Stored data:
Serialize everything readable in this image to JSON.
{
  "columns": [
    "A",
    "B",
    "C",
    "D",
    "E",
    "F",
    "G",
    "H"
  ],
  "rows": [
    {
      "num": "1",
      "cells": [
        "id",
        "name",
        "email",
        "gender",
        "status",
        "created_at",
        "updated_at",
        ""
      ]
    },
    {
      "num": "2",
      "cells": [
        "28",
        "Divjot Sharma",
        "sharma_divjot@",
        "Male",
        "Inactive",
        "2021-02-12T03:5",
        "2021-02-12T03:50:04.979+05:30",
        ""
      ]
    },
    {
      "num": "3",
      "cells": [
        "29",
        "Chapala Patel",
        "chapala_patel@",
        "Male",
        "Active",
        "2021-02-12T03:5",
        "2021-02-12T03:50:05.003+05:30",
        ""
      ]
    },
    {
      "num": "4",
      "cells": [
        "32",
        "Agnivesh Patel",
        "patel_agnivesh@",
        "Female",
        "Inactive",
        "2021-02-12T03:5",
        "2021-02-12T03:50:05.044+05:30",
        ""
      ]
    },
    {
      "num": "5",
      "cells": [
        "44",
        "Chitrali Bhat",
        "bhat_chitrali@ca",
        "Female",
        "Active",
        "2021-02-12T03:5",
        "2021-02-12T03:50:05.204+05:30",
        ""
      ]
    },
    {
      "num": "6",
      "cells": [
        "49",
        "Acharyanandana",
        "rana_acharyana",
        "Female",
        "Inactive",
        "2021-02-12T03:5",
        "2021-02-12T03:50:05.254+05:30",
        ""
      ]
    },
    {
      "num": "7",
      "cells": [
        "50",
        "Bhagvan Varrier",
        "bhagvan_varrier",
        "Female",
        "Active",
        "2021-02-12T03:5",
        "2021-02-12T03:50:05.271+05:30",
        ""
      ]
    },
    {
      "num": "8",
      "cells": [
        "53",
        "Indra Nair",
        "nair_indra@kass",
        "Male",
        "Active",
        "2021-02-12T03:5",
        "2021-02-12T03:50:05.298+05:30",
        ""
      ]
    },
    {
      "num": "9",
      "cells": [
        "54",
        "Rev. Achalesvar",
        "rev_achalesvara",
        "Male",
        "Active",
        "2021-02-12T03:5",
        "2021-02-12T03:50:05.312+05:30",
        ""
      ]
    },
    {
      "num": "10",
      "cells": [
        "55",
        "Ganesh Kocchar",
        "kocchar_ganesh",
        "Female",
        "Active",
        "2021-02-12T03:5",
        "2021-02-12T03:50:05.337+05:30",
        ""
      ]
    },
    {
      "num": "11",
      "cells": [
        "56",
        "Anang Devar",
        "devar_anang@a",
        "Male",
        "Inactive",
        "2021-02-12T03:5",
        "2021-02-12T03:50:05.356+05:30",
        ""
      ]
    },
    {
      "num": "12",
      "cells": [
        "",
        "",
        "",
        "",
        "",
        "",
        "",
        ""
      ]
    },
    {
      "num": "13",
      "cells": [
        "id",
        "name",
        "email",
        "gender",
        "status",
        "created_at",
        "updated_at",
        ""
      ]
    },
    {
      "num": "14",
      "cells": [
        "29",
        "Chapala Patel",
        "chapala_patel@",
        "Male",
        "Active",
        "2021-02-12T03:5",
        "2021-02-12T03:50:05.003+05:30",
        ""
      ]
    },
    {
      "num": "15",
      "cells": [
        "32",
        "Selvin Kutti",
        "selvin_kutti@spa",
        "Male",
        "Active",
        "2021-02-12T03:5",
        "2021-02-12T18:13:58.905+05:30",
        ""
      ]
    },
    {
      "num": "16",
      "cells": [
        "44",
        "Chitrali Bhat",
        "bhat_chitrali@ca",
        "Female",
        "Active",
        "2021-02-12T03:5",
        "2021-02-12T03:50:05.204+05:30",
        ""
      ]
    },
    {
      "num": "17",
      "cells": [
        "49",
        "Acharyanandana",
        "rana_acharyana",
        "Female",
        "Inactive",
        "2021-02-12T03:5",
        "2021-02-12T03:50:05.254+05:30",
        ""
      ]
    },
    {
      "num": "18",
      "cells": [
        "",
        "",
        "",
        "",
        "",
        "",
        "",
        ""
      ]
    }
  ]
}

> _WHAT IS REQUIRED_
Restate each of the entries above verbatim.

> _TASK RESPONSE_
Serialize everything readable in this image to JSON.
{
  "columns": [
    "A",
    "B",
    "C",
    "D",
    "E",
    "F",
    "G",
    "H"
  ],
  "rows": [
    {
      "num": "1",
      "cells": [
        "id",
        "name",
        "email",
        "gender",
        "status",
        "created_at",
        "updated_at",
        ""
      ]
    },
    {
      "num": "2",
      "cells": [
        "28",
        "Divjot Sharma",
        "sharma_divjot@",
        "Male",
        "Inactive",
        "2021-02-12T03:5",
        "2021-02-12T03:50:04.979+05:30",
        ""
      ]
    },
    {
      "num": "3",
      "cells": [
        "29",
        "Chapala Patel",
        "chapala_patel@",
        "Male",
        "Active",
        "2021-02-12T03:5",
        "2021-02-12T03:50:05.003+05:30",
        ""
      ]
    },
    {
      "num": "4",
      "cells": [
        "32",
        "Agnivesh Patel",
        "patel_agnivesh@",
        "Female",
        "Inactive",
        "2021-02-12T03:5",
        "2021-02-12T03:50:05.044+05:30",
        ""
      ]
    },
    {
      "num": "5",
      "cells": [
        "44",
        "Chitrali Bhat",
        "bhat_chitrali@ca",
        "Female",
        "Active",
        "2021-02-12T03:5",
        "2021-02-12T03:50:05.204+05:30",
        ""
      ]
    },
    {
      "num": "6",
      "cells": [
        "49",
        "Acharyanandana",
        "rana_acharyana",
        "Female",
        "Inactive",
        "2021-02-12T03:5",
        "2021-02-12T03:50:05.254+05:30",
        ""
      ]
    },
    {
      "num": "7",
      "cells": [
        "50",
        "Bhagvan Varrier",
        "bhagvan_varrier",
        "Female",
        "Active",
        "2021-02-12T03:5",
        "2021-02-12T03:50:05.271+05:30",
        ""
      ]
    },
    {
      "num": "8",
      "cells": [
        "53",
        "Indra Nair",
        "nair_indra@kass",
        "Male",
        "Active",
        "2021-02-12T03:5",
        "2021-02-12T03:50:05.298+05:30",
        ""
      ]
    },
    {
      "num": "9",
      "cells": [
        "54",
        "Rev. Achalesvar",
        "rev_achalesvara",
        "Male",
        "Active",
        "2021-02-12T03:5",
        "2021-02-12T03:50:05.312+05:30",
        ""
      ]
    },
    {
      "num": "10",
      "cells": [
        "55",
        "Ganesh Kocchar",
        "kocchar_ganesh",
        "Female",
        "Active",
        "2021-02-12T03:5",
        "2021-02-12T03:50:05.337+05:30",
        ""
      ]
    },
    {
      "num": "11",
      "cells": [
        "56",
        "Anang Devar",
        "devar_anang@a",
        "Male",
        "Inactive",
        "2021-02-12T03:5",
        "2021-02-12T03:50:05.356+05:30",
        ""
      ]
    },
    {
      "num": "12",
      "cells": [
        "",
        "",
        "",
        "",
        "",
        "",
        "",
        ""
      ]
    },
    {
      "num": "13",
      "cells": [
        "id",
        "name",
        "email",
        "gender",
        "status",
        "created_at",
        "updated_at",
        ""
      ]
    },
    {
      "num": "14",
      "cells": [
        "29",
        "Chapala Patel",
        "chapala_patel@",
        "Male",
        "Active",
        "2021-02-12T03:5",
        "2021-02-12T03:50:05.003+05:30",
        ""
      ]
    },
    {
      "num": "15",
      "cells": [
        "32",
        "Selvin Kutti",
        "selvin_kutti@spa",
        "Male",
        "Active",
        "2021-02-12T03:5",
        "2021-02-12T18:13:58.905+05:30",
        ""
      ]
    },
    {
      "num": "16",
      "cells": [
        "44",
        "Chitrali Bhat",
        "bhat_chitrali@ca",
        "Female",
        "Active",
        "2021-02-12T03:5",
        "2021-02-12T03:50:05.204+05:30",
        ""
      ]
    },
    {
      "num": "17",
      "cells": [
        "49",
        "Acharyanandana",
        "rana_acharyana",
        "Female",
        "Inactive",
        "2021-02-12T03:5",
        "2021-02-12T03:50:05.254+05:30",
        ""
      ]
    },
    {
      "num": "18",
      "cells": [
        "",
        "",
        "",
        "",
        "",
        "",
        "",
        ""
      ]
    }
  ]
}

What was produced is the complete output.